> **Exercise brief**
Render every line of the data that follows as a numbered list, omitting any blank lines.
-.-.-
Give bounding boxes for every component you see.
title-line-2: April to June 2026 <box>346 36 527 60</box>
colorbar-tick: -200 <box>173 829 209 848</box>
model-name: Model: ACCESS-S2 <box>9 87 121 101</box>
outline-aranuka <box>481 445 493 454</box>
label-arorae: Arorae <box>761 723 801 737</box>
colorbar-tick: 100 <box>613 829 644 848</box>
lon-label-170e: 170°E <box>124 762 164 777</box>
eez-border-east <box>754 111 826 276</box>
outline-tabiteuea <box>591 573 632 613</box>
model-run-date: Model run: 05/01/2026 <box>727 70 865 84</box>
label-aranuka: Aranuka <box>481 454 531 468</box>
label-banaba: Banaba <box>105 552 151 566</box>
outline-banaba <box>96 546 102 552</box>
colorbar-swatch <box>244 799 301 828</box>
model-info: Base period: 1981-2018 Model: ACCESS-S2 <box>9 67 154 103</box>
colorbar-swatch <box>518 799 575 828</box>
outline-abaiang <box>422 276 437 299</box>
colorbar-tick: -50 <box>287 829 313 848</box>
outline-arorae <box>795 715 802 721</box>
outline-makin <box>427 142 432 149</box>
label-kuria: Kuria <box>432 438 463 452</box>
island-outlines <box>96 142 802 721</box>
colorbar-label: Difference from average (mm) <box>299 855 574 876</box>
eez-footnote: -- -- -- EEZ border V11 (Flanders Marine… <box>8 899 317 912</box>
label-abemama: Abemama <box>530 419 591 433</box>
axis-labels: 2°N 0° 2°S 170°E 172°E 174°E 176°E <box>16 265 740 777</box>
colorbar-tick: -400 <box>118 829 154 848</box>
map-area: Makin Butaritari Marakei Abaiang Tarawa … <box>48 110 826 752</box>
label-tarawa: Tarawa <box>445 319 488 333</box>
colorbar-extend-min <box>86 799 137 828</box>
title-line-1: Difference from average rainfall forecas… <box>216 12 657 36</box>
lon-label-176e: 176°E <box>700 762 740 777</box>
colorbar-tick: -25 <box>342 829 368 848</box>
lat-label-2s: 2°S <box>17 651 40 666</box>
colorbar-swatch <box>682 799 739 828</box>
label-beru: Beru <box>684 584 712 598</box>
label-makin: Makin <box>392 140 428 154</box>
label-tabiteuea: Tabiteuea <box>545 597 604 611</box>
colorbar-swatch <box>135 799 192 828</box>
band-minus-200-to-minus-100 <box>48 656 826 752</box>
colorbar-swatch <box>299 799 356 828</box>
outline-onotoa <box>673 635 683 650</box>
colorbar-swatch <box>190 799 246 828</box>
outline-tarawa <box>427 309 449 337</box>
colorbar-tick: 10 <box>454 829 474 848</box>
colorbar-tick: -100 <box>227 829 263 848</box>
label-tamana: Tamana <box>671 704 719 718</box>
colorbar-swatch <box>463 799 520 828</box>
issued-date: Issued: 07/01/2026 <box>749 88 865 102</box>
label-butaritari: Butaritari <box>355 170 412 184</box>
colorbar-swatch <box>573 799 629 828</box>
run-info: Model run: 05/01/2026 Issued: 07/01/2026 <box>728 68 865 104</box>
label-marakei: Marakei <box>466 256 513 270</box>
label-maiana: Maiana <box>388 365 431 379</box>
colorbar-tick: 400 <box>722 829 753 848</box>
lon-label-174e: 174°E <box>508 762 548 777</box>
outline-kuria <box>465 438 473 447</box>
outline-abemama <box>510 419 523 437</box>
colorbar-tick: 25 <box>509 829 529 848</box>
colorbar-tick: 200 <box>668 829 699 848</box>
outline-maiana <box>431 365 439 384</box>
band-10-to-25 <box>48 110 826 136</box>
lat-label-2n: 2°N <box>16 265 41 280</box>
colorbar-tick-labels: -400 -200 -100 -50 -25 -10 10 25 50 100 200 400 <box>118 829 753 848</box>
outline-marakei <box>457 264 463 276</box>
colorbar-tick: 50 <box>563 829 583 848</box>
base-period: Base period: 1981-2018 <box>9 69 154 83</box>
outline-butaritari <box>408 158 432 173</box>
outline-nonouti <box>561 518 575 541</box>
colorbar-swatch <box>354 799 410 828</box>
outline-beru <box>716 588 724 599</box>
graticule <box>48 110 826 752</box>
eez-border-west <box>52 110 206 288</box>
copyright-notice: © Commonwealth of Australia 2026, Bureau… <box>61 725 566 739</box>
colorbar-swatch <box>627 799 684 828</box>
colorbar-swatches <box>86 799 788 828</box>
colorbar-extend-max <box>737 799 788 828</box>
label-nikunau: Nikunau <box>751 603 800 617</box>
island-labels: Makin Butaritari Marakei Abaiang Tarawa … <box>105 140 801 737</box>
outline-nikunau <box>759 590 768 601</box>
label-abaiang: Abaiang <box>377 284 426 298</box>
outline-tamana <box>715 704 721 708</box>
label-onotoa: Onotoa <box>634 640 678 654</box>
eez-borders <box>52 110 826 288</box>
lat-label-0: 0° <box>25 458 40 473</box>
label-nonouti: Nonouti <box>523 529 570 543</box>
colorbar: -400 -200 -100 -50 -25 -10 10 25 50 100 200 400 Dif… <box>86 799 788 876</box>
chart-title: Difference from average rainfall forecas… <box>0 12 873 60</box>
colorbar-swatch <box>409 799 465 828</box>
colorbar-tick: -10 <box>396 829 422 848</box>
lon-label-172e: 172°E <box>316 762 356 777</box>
-.-.-
> **Correct output**
1. Give bounding boxes for every component you see.
2. title-line-2: April to June 2026 <box>346 36 527 60</box>
3. colorbar-tick: -200 <box>173 829 209 848</box>
4. model-name: Model: ACCESS-S2 <box>9 87 121 101</box>
5. outline-aranuka <box>481 445 493 454</box>
6. label-arorae: Arorae <box>761 723 801 737</box>
7. colorbar-tick: 100 <box>613 829 644 848</box>
8. lon-label-170e: 170°E <box>124 762 164 777</box>
9. eez-border-east <box>754 111 826 276</box>
10. outline-tabiteuea <box>591 573 632 613</box>
11. model-run-date: Model run: 05/01/2026 <box>727 70 865 84</box>
12. label-aranuka: Aranuka <box>481 454 531 468</box>
13. label-banaba: Banaba <box>105 552 151 566</box>
14. outline-banaba <box>96 546 102 552</box>
15. colorbar-swatch <box>244 799 301 828</box>
16. model-info: Base period: 1981-2018 Model: ACCESS-S2 <box>9 67 154 103</box>
17. colorbar-swatch <box>518 799 575 828</box>
18. outline-abaiang <box>422 276 437 299</box>
19. colorbar-tick: -50 <box>287 829 313 848</box>
20. outline-arorae <box>795 715 802 721</box>
21. outline-makin <box>427 142 432 149</box>
22. label-kuria: Kuria <box>432 438 463 452</box>
23. island-outlines <box>96 142 802 721</box>
24. colorbar-label: Difference from average (mm) <box>299 855 574 876</box>
25. eez-footnote: -- -- -- EEZ border V11 (Flanders Marine… <box>8 899 317 912</box>
26. label-abemama: Abemama <box>530 419 591 433</box>
27. axis-labels: 2°N 0° 2°S 170°E 172°E 174°E 176°E <box>16 265 740 777</box>
28. colorbar-tick: -400 <box>118 829 154 848</box>
29. map-area: Makin Butaritari Marakei Abaiang Tarawa … <box>48 110 826 752</box>
30. label-tarawa: Tarawa <box>445 319 488 333</box>
31. colorbar-extend-min <box>86 799 137 828</box>
32. title-line-1: Difference from average rainfall forecas… <box>216 12 657 36</box>
33. lon-label-176e: 176°E <box>700 762 740 777</box>
34. colorbar-tick: -25 <box>342 829 368 848</box>
35. lat-label-2s: 2°S <box>17 651 40 666</box>
36. colorbar-swatch <box>682 799 739 828</box>
37. label-beru: Beru <box>684 584 712 598</box>
38. label-makin: Makin <box>392 140 428 154</box>
39. label-tabiteuea: Tabiteuea <box>545 597 604 611</box>
40. colorbar-swatch <box>135 799 192 828</box>
41. band-minus-200-to-minus-100 <box>48 656 826 752</box>
42. colorbar-swatch <box>299 799 356 828</box>
43. outline-onotoa <box>673 635 683 650</box>
44. colorbar-swatch <box>190 799 246 828</box>
45. outline-tarawa <box>427 309 449 337</box>
46. colorbar-tick: 10 <box>454 829 474 848</box>
47. colorbar-tick: -100 <box>227 829 263 848</box>
48. label-tamana: Tamana <box>671 704 719 718</box>
49. colorbar-swatch <box>463 799 520 828</box>
50. issued-date: Issued: 07/01/2026 <box>749 88 865 102</box>
51. label-butaritari: Butaritari <box>355 170 412 184</box>
52. colorbar-swatch <box>573 799 629 828</box>
53. run-info: Model run: 05/01/2026 Issued: 07/01/2026 <box>728 68 865 104</box>
54. label-marakei: Marakei <box>466 256 513 270</box>
55. label-maiana: Maiana <box>388 365 431 379</box>
56. colorbar-tick: 400 <box>722 829 753 848</box>
57. lon-label-174e: 174°E <box>508 762 548 777</box>
58. outline-kuria <box>465 438 473 447</box>
59. outline-abemama <box>510 419 523 437</box>
60. colorbar-tick: 25 <box>509 829 529 848</box>
61. colorbar-tick: 200 <box>668 829 699 848</box>
62. outline-maiana <box>431 365 439 384</box>
63. band-10-to-25 <box>48 110 826 136</box>
64. lat-label-2n: 2°N <box>16 265 41 280</box>
65. colorbar-tick-labels: -400 -200 -100 -50 -25 -10 10 25 50 100 200 400 <box>118 829 753 848</box>
66. outline-marakei <box>457 264 463 276</box>
67. colorbar-tick: 50 <box>563 829 583 848</box>
68. base-period: Base period: 1981-2018 <box>9 69 154 83</box>
69. outline-butaritari <box>408 158 432 173</box>
70. outline-nonouti <box>561 518 575 541</box>
71. colorbar-swatch <box>354 799 410 828</box>
72. outline-beru <box>716 588 724 599</box>
73. graticule <box>48 110 826 752</box>
74. eez-border-west <box>52 110 206 288</box>
75. copyright-notice: © Commonwealth of Australia 2026, Bureau… <box>61 725 566 739</box>
76. colorbar-swatch <box>627 799 684 828</box>
77. colorbar-swatches <box>86 799 788 828</box>
78. colorbar-extend-max <box>737 799 788 828</box>
79. label-nikunau: Nikunau <box>751 603 800 617</box>
80. island-labels: Makin Butaritari Marakei Abaiang Tarawa … <box>105 140 801 737</box>
81. outline-nikunau <box>759 590 768 601</box>
82. label-abaiang: Abaiang <box>377 284 426 298</box>
83. outline-tamana <box>715 704 721 708</box>
84. label-onotoa: Onotoa <box>634 640 678 654</box>
85. eez-borders <box>52 110 826 288</box>
86. lat-label-0: 0° <box>25 458 40 473</box>
87. label-nonouti: Nonouti <box>523 529 570 543</box>
88. colorbar: -400 -200 -100 -50 -25 -10 10 25 50 100 200 400 Dif… <box>86 799 788 876</box>
89. chart-title: Difference from average rainfall forecas… <box>0 12 873 60</box>
90. colorbar-swatch <box>409 799 465 828</box>
91. colorbar-tick: -10 <box>396 829 422 848</box>
92. lon-label-172e: 172°E <box>316 762 356 777</box>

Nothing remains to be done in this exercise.